## [Record set]
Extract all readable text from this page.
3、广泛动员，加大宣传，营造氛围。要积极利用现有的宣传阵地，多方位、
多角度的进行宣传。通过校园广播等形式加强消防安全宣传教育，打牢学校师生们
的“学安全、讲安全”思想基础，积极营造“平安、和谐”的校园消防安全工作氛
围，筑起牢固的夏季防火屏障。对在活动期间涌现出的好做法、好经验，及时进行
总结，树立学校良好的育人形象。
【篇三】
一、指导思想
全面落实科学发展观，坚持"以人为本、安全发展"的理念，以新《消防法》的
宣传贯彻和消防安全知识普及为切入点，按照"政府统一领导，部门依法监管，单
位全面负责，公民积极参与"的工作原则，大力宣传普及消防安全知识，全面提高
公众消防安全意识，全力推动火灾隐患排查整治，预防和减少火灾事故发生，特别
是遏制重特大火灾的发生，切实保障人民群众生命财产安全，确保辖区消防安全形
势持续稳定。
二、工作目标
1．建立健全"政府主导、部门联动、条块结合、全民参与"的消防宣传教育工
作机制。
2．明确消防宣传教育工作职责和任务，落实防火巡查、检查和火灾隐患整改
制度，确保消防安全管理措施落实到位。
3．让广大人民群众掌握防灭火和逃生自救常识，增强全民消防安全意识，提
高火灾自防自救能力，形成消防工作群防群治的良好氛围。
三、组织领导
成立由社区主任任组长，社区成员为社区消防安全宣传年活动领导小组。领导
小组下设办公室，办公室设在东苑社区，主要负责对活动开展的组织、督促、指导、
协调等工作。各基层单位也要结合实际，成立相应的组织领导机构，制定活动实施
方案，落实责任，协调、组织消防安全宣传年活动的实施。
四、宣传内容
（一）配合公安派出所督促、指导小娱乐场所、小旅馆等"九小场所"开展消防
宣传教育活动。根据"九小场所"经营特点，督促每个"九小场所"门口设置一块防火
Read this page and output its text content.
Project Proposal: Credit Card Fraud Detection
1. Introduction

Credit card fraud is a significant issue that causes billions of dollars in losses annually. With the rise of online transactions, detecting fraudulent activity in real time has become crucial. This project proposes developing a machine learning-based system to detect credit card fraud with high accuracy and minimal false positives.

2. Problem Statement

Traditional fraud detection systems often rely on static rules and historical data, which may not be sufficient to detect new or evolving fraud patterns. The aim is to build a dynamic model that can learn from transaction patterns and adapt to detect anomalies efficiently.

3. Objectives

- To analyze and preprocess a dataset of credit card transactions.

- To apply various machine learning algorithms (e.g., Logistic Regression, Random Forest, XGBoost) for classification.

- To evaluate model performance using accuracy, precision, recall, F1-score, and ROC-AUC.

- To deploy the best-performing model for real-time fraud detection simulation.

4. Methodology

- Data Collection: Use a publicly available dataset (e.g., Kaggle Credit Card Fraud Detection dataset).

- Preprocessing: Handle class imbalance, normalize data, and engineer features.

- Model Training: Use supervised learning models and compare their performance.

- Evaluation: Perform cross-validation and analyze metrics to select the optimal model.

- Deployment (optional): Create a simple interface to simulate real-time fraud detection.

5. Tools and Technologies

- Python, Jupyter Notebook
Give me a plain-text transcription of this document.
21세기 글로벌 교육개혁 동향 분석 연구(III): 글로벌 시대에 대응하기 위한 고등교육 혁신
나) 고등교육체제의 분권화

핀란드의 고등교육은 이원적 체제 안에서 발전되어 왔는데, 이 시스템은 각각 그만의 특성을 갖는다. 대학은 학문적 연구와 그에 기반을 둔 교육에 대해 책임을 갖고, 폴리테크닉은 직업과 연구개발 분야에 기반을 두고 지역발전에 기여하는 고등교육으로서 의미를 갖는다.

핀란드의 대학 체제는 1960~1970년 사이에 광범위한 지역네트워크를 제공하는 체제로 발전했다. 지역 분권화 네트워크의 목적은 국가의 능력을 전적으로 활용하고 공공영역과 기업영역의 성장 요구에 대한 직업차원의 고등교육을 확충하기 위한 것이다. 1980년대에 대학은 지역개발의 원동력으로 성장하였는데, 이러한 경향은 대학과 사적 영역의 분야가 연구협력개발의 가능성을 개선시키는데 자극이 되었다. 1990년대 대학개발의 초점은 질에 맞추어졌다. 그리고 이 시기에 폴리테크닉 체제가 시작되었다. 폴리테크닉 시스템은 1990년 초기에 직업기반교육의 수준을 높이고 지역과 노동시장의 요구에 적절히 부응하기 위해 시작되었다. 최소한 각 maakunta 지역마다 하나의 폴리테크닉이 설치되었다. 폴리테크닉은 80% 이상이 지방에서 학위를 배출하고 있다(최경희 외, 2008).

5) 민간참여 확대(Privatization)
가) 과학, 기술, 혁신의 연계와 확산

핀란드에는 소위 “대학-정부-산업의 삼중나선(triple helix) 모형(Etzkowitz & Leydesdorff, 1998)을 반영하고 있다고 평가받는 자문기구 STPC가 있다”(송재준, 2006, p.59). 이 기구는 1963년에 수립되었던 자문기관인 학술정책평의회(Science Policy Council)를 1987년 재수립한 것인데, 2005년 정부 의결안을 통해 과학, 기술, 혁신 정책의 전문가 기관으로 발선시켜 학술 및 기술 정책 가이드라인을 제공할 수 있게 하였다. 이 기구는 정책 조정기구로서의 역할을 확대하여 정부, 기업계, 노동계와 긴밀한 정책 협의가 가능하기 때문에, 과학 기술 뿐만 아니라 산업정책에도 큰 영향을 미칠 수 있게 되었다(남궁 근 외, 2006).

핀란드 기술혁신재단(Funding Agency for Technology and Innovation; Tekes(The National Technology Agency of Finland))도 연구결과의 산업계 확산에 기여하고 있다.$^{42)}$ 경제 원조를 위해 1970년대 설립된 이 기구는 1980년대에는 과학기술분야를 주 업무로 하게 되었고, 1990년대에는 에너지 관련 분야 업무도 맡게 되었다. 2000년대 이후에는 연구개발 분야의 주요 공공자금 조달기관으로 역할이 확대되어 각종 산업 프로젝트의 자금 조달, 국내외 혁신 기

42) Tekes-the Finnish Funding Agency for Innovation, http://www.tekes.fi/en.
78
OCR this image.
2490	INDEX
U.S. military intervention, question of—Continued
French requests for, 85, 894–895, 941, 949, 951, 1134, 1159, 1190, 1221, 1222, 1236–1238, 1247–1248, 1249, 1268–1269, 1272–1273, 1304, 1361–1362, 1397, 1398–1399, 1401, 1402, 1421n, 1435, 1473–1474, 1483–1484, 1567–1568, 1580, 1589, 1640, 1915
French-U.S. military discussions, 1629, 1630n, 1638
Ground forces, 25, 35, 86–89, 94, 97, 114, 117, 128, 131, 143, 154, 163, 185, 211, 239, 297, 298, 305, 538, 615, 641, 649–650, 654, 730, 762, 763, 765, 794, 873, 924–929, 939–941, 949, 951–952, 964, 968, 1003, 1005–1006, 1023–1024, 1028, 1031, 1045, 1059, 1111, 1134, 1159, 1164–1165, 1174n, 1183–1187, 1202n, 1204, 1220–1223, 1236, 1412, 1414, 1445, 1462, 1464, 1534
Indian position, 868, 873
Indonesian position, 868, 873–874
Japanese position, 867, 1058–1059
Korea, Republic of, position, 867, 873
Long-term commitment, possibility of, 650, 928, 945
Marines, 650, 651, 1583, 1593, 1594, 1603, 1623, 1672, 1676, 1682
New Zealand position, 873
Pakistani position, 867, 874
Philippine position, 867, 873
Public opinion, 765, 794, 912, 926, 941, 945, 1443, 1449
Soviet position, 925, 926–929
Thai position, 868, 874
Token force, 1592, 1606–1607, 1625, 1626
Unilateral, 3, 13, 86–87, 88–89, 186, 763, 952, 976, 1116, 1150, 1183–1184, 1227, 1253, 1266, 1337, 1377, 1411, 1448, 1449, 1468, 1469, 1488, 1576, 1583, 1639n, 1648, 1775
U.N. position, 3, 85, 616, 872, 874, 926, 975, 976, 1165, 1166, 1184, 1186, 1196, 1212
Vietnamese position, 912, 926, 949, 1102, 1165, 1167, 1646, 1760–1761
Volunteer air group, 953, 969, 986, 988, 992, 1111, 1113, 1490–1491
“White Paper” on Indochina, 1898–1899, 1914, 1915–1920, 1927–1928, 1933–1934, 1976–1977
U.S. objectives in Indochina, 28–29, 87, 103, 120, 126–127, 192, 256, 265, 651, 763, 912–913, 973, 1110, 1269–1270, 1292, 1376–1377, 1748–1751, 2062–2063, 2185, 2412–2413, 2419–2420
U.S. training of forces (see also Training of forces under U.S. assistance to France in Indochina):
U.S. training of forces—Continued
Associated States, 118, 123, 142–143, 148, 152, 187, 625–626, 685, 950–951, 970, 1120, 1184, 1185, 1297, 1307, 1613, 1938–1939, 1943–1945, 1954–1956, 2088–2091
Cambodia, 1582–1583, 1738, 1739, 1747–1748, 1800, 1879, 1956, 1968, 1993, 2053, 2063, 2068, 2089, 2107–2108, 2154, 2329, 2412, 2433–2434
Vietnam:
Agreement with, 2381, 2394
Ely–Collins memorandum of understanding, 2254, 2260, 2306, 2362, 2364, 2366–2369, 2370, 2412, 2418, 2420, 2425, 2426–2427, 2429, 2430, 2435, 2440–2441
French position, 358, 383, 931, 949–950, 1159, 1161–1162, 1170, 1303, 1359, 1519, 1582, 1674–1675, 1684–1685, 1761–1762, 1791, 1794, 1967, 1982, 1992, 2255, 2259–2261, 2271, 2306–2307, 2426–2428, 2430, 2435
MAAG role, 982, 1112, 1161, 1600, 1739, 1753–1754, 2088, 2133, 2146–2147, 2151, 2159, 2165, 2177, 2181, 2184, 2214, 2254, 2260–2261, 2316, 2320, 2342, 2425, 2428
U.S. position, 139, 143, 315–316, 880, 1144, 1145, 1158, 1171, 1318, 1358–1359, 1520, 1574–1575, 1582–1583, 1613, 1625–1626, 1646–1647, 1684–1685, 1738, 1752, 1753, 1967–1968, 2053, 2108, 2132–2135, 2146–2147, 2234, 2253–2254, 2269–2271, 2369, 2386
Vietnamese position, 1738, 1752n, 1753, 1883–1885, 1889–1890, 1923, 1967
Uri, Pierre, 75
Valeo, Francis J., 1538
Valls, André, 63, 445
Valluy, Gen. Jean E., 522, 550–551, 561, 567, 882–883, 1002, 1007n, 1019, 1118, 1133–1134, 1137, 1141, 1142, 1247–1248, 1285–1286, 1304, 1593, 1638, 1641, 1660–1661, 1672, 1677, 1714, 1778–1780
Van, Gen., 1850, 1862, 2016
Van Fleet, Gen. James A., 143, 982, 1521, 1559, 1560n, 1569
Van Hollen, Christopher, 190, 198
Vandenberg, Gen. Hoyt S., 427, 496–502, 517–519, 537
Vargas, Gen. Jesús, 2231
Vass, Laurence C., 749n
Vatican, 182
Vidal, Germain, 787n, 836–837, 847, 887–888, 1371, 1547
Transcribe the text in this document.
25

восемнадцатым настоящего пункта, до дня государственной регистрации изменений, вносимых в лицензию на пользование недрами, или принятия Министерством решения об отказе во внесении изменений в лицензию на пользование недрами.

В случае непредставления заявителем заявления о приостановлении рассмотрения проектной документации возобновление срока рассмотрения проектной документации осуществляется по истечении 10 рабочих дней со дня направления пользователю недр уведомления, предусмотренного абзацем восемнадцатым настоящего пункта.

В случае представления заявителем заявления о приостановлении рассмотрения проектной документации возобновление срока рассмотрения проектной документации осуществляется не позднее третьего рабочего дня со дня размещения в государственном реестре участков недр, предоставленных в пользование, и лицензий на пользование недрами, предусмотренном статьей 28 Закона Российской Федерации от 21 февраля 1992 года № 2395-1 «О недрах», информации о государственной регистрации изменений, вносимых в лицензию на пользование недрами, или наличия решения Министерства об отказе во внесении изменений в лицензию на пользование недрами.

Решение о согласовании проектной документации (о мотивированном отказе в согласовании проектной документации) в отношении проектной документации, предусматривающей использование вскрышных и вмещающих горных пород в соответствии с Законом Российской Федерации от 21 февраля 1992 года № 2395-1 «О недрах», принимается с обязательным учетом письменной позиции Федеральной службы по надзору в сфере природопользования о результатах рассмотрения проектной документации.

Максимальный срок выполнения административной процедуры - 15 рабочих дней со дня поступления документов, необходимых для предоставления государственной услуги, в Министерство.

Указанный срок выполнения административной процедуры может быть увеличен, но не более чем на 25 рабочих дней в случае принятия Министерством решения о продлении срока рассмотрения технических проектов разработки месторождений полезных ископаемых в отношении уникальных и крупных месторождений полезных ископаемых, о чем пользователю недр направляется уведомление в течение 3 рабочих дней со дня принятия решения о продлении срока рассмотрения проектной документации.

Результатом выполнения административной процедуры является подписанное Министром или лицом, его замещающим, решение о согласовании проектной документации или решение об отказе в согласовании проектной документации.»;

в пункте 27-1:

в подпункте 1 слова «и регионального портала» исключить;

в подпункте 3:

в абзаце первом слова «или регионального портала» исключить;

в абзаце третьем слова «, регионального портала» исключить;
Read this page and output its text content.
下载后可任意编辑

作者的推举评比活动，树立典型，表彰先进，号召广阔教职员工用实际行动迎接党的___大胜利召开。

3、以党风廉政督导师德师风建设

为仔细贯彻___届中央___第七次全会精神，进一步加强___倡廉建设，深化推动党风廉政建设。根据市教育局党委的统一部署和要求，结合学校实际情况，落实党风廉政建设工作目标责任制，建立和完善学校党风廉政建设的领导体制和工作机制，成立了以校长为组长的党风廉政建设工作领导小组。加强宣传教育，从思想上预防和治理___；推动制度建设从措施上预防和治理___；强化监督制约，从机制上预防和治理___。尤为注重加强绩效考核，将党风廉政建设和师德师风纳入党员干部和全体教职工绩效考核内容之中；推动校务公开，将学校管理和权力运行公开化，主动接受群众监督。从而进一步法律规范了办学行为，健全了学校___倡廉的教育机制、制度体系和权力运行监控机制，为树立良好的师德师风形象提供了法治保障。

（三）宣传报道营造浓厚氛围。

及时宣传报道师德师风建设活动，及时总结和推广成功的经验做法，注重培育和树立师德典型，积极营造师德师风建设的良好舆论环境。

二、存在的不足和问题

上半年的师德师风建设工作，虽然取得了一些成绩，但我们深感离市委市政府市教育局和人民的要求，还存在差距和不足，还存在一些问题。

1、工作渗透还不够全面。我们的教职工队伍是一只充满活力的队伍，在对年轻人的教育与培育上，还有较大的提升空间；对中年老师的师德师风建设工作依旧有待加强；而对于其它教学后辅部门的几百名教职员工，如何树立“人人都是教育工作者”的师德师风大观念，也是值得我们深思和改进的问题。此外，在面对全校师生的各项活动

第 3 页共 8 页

## [What the task asks]
Each line in the entries above that includes the string "портала" should be extracted.

## [Exercise response]
в подпункте 1 слова «и регионального портала» исключить;
в абзаце первом слова «или регионального портала» исключить;
в абзаце третьем слова «, регионального портала» исключить;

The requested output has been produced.